** Start **

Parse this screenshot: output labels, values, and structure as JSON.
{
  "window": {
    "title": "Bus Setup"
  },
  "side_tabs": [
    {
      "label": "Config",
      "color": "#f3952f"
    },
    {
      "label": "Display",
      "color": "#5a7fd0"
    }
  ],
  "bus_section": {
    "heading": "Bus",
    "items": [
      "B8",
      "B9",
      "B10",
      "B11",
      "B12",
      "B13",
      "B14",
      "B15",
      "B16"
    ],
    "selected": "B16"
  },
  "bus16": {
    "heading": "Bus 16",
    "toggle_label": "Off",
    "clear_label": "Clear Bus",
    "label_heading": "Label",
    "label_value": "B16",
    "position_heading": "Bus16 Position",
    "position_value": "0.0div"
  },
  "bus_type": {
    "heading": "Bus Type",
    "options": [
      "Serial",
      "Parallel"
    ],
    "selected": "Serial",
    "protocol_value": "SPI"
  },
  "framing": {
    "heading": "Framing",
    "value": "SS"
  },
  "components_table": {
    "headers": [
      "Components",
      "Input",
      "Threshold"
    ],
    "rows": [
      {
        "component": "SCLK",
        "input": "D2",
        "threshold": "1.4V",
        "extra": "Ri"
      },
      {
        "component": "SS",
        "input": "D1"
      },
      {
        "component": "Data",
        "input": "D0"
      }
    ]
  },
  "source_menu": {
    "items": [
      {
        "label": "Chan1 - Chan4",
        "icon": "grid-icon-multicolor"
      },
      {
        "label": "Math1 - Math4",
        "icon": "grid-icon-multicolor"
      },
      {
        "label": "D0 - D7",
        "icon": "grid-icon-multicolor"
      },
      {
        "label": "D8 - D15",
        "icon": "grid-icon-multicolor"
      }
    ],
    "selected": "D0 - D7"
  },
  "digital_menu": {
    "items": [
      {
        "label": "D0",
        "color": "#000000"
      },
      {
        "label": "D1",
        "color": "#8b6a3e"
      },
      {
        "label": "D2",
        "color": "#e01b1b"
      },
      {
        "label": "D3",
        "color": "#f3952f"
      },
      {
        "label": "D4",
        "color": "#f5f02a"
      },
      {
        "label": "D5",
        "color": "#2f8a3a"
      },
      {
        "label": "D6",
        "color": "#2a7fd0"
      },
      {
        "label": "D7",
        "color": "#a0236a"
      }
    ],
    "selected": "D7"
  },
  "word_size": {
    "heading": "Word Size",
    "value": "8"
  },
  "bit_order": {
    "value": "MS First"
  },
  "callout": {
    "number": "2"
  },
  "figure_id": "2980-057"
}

** End **

*WORK REQUIRED*. Scan the material line by line and report each one that contains "selected".

*SOLUTION*.
    "selected": "B16"
    "selected": "Serial",
    "selected": "D0 - D7"
    "selected": "D7"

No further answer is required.